# [SET PROBLEM]
Every record should be written out exactly, please.

(Extracted records)
━━━━━━━━━━
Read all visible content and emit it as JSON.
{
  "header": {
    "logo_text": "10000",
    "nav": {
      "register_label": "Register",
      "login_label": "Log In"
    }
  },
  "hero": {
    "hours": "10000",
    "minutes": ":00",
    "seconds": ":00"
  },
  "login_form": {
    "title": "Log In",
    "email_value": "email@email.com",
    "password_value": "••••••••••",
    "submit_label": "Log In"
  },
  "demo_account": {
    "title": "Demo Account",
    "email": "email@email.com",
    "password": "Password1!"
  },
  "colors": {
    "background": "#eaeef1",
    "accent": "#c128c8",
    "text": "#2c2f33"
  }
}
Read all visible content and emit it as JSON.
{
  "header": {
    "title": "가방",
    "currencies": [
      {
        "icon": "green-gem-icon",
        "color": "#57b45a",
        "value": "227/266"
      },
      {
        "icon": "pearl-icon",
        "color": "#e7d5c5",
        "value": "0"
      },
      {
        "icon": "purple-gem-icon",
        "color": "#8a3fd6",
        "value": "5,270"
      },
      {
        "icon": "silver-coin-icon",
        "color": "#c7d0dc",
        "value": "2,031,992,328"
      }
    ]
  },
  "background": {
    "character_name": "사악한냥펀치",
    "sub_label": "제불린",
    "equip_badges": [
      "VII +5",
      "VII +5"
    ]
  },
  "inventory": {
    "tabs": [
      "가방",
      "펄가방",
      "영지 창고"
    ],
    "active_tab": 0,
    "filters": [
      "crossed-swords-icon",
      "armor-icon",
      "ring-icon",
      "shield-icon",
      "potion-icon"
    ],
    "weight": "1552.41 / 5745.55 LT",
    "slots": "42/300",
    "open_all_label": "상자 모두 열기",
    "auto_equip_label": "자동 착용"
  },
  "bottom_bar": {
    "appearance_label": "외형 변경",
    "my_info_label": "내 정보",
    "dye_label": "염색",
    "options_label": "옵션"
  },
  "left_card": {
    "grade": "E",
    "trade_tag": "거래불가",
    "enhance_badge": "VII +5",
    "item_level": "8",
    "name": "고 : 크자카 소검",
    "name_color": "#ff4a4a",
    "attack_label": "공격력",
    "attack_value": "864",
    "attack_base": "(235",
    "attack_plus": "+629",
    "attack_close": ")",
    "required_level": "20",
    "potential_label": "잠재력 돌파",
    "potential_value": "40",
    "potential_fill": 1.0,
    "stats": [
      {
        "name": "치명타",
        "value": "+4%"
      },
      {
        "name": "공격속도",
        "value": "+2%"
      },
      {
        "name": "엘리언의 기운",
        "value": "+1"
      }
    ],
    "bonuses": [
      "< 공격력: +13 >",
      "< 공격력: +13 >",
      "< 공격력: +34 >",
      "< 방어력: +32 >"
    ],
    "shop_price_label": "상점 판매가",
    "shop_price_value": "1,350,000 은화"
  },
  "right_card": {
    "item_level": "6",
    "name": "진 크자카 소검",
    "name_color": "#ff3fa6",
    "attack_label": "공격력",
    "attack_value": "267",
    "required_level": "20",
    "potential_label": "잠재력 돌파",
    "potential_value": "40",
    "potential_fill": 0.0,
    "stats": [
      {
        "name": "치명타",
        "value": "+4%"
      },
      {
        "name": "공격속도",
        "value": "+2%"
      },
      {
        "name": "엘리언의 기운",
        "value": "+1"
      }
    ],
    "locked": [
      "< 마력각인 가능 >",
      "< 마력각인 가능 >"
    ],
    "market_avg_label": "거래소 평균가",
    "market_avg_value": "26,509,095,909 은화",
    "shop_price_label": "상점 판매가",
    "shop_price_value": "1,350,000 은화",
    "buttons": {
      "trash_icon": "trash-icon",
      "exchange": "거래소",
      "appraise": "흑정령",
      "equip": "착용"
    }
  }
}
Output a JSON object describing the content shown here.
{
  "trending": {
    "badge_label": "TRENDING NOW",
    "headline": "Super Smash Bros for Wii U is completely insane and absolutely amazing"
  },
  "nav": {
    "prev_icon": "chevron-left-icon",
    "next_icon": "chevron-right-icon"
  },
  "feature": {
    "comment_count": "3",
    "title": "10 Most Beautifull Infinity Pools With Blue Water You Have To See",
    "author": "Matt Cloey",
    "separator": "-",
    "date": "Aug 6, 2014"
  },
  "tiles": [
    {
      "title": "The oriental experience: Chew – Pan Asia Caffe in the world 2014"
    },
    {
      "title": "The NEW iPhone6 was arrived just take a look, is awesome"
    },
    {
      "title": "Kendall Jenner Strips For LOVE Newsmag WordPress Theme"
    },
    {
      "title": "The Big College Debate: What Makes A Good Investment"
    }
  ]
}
━━━━━━━━━━
# [FINAL ANSWER]
Read all visible content and emit it as JSON.
{
  "header": {
    "logo_text": "10000",
    "nav": {
      "register_label": "Register",
      "login_label": "Log In"
    }
  },
  "hero": {
    "hours": "10000",
    "minutes": ":00",
    "seconds": ":00"
  },
  "login_form": {
    "title": "Log In",
    "email_value": "email@email.com",
    "password_value": "••••••••••",
    "submit_label": "Log In"
  },
  "demo_account": {
    "title": "Demo Account",
    "email": "email@email.com",
    "password": "Password1!"
  },
  "colors": {
    "background": "#eaeef1",
    "accent": "#c128c8",
    "text": "#2c2f33"
  }
}
Read all visible content and emit it as JSON.
{
  "header": {
    "title": "가방",
    "currencies": [
      {
        "icon": "green-gem-icon",
        "color": "#57b45a",
        "value": "227/266"
      },
      {
        "icon": "pearl-icon",
        "color": "#e7d5c5",
        "value": "0"
      },
      {
        "icon": "purple-gem-icon",
        "color": "#8a3fd6",
        "value": "5,270"
      },
      {
        "icon": "silver-coin-icon",
        "color": "#c7d0dc",
        "value": "2,031,992,328"
      }
    ]
  },
  "background": {
    "character_name": "사악한냥펀치",
    "sub_label": "제불린",
    "equip_badges": [
      "VII +5",
      "VII +5"
    ]
  },
  "inventory": {
    "tabs": [
      "가방",
      "펄가방",
      "영지 창고"
    ],
    "active_tab": 0,
    "filters": [
      "crossed-swords-icon",
      "armor-icon",
      "ring-icon",
      "shield-icon",
      "potion-icon"
    ],
    "weight": "1552.41 / 5745.55 LT",
    "slots": "42/300",
    "open_all_label": "상자 모두 열기",
    "auto_equip_label": "자동 착용"
  },
  "bottom_bar": {
    "appearance_label": "외형 변경",
    "my_info_label": "내 정보",
    "dye_label": "염색",
    "options_label": "옵션"
  },
  "left_card": {
    "grade": "E",
    "trade_tag": "거래불가",
    "enhance_badge": "VII +5",
    "item_level": "8",
    "name": "고 : 크자카 소검",
    "name_color": "#ff4a4a",
    "attack_label": "공격력",
    "attack_value": "864",
    "attack_base": "(235",
    "attack_plus": "+629",
    "attack_close": ")",
    "required_level": "20",
    "potential_label": "잠재력 돌파",
    "potential_value": "40",
    "potential_fill": 1.0,
    "stats": [
      {
        "name": "치명타",
        "value": "+4%"
      },
      {
        "name": "공격속도",
        "value": "+2%"
      },
      {
        "name": "엘리언의 기운",
        "value": "+1"
      }
    ],
    "bonuses": [
      "< 공격력: +13 >",
      "< 공격력: +13 >",
      "< 공격력: +34 >",
      "< 방어력: +32 >"
    ],
    "shop_price_label": "상점 판매가",
    "shop_price_value": "1,350,000 은화"
  },
  "right_card": {
    "item_level": "6",
    "name": "진 크자카 소검",
    "name_color": "#ff3fa6",
    "attack_label": "공격력",
    "attack_value": "267",
    "required_level": "20",
    "potential_label": "잠재력 돌파",
    "potential_value": "40",
    "potential_fill": 0.0,
    "stats": [
      {
        "name": "치명타",
        "value": "+4%"
      },
      {
        "name": "공격속도",
        "value": "+2%"
      },
      {
        "name": "엘리언의 기운",
        "value": "+1"
      }
    ],
    "locked": [
      "< 마력각인 가능 >",
      "< 마력각인 가능 >"
    ],
    "market_avg_label": "거래소 평균가",
    "market_avg_value": "26,509,095,909 은화",
    "shop_price_label": "상점 판매가",
    "shop_price_value": "1,350,000 은화",
    "buttons": {
      "trash_icon": "trash-icon",
      "exchange": "거래소",
      "appraise": "흑정령",
      "equip": "착용"
    }
  }
}
Output a JSON object describing the content shown here.
{
  "trending": {
    "badge_label": "TRENDING NOW",
    "headline": "Super Smash Bros for Wii U is completely insane and absolutely amazing"
  },
  "nav": {
    "prev_icon": "chevron-left-icon",
    "next_icon": "chevron-right-icon"
  },
  "feature": {
    "comment_count": "3",
    "title": "10 Most Beautifull Infinity Pools With Blue Water You Have To See",
    "author": "Matt Cloey",
    "separator": "-",
    "date": "Aug 6, 2014"
  },
  "tiles": [
    {
      "title": "The oriental experience: Chew – Pan Asia Caffe in the world 2014"
    },
    {
      "title": "The NEW iPhone6 was arrived just take a look, is awesome"
    },
    {
      "title": "Kendall Jenner Strips For LOVE Newsmag WordPress Theme"
    },
    {
      "title": "The Big College Debate: What Makes A Good Investment"
    }
  ]
}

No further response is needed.